## Problem to work on
Copy the data precisely, character for character, and leave out every picture.

## Supplied records

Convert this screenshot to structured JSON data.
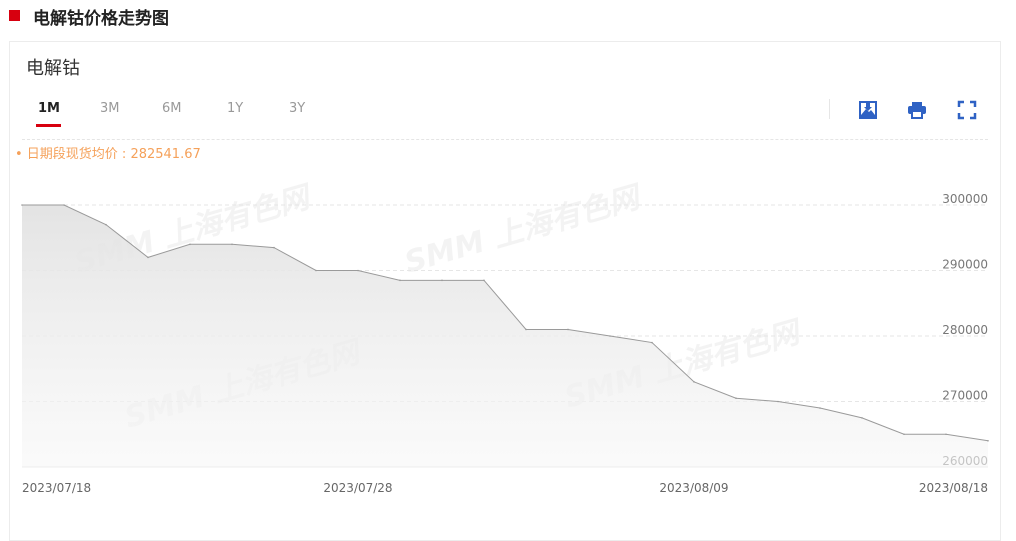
{
  "header": {
    "title": "电解钴价格走势图"
  },
  "card": {
    "title": "电解钴",
    "tabs": [
      {
        "label": "1M",
        "active": true
      },
      {
        "label": "3M",
        "active": false
      },
      {
        "label": "6M",
        "active": false
      },
      {
        "label": "1Y",
        "active": false
      },
      {
        "label": "3Y",
        "active": false
      }
    ],
    "tools": [
      "download-image-icon",
      "print-icon",
      "fullscreen-icon"
    ],
    "average_label": "• 日期段现货均价 : 282541.67",
    "watermark": "SMM 上海有色网"
  },
  "colors": {
    "accent": "#d7000f",
    "tool_icon": "#2f62c4",
    "avg_text": "#f5a15a",
    "line": "#9a9a9a"
  },
  "chart_data": {
    "type": "area",
    "title": "",
    "xlabel": "",
    "ylabel": "",
    "x": [
      "2023/07/18",
      "2023/07/19",
      "2023/07/20",
      "2023/07/21",
      "2023/07/24",
      "2023/07/25",
      "2023/07/26",
      "2023/07/27",
      "2023/07/28",
      "2023/07/31",
      "2023/08/01",
      "2023/08/02",
      "2023/08/03",
      "2023/08/04",
      "2023/08/07",
      "2023/08/08",
      "2023/08/09",
      "2023/08/10",
      "2023/08/11",
      "2023/08/14",
      "2023/08/15",
      "2023/08/16",
      "2023/08/17",
      "2023/08/18"
    ],
    "values": [
      300000,
      300000,
      297000,
      292000,
      294000,
      294000,
      293500,
      290000,
      290000,
      288500,
      288500,
      288500,
      281000,
      281000,
      280000,
      279000,
      273000,
      270500,
      270000,
      269000,
      267500,
      265000,
      265000,
      264000
    ],
    "ylim": [
      260000,
      300000
    ],
    "yticks": [
      "260000",
      "270000",
      "280000",
      "290000",
      "300000"
    ],
    "xticks": [
      {
        "index": 0,
        "label": "2023/07/18"
      },
      {
        "index": 8,
        "label": "2023/07/28"
      },
      {
        "index": 16,
        "label": "2023/08/09"
      },
      {
        "index": 23,
        "label": "2023/08/18"
      }
    ],
    "grid": true,
    "yaxis_position": "right"
  }
}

## Exercise answer
Convert this screenshot to structured JSON data.
{
  "header": {
    "title": "电解钴价格走势图"
  },
  "card": {
    "title": "电解钴",
    "tabs": [
      {
        "label": "1M",
        "active": true
      },
      {
        "label": "3M",
        "active": false
      },
      {
        "label": "6M",
        "active": false
      },
      {
        "label": "1Y",
        "active": false
      },
      {
        "label": "3Y",
        "active": false
      }
    ],
    "tools": [
      "download-image-icon",
      "print-icon",
      "fullscreen-icon"
    ],
    "average_label": "• 日期段现货均价 : 282541.67",
    "watermark": "SMM 上海有色网"
  },
  "colors": {
    "accent": "#d7000f",
    "tool_icon": "#2f62c4",
    "avg_text": "#f5a15a",
    "line": "#9a9a9a"
  },
  "chart_data": {
    "type": "area",
    "title": "",
    "xlabel": "",
    "ylabel": "",
    "x": [
      "2023/07/18",
      "2023/07/19",
      "2023/07/20",
      "2023/07/21",
      "2023/07/24",
      "2023/07/25",
      "2023/07/26",
      "2023/07/27",
      "2023/07/28",
      "2023/07/31",
      "2023/08/01",
      "2023/08/02",
      "2023/08/03",
      "2023/08/04",
      "2023/08/07",
      "2023/08/08",
      "2023/08/09",
      "2023/08/10",
      "2023/08/11",
      "2023/08/14",
      "2023/08/15",
      "2023/08/16",
      "2023/08/17",
      "2023/08/18"
    ],
    "values": [
      300000,
      300000,
      297000,
      292000,
      294000,
      294000,
      293500,
      290000,
      290000,
      288500,
      288500,
      288500,
      281000,
      281000,
      280000,
      279000,
      273000,
      270500,
      270000,
      269000,
      267500,
      265000,
      265000,
      264000
    ],
    "ylim": [
      260000,
      300000
    ],
    "yticks": [
      "260000",
      "270000",
      "280000",
      "290000",
      "300000"
    ],
    "xticks": [
      {
        "index": 0,
        "label": "2023/07/18"
      },
      {
        "index": 8,
        "label": "2023/07/28"
      },
      {
        "index": 16,
        "label": "2023/08/09"
      },
      {
        "index": 23,
        "label": "2023/08/18"
      }
    ],
    "grid": true,
    "yaxis_position": "right"
  }
}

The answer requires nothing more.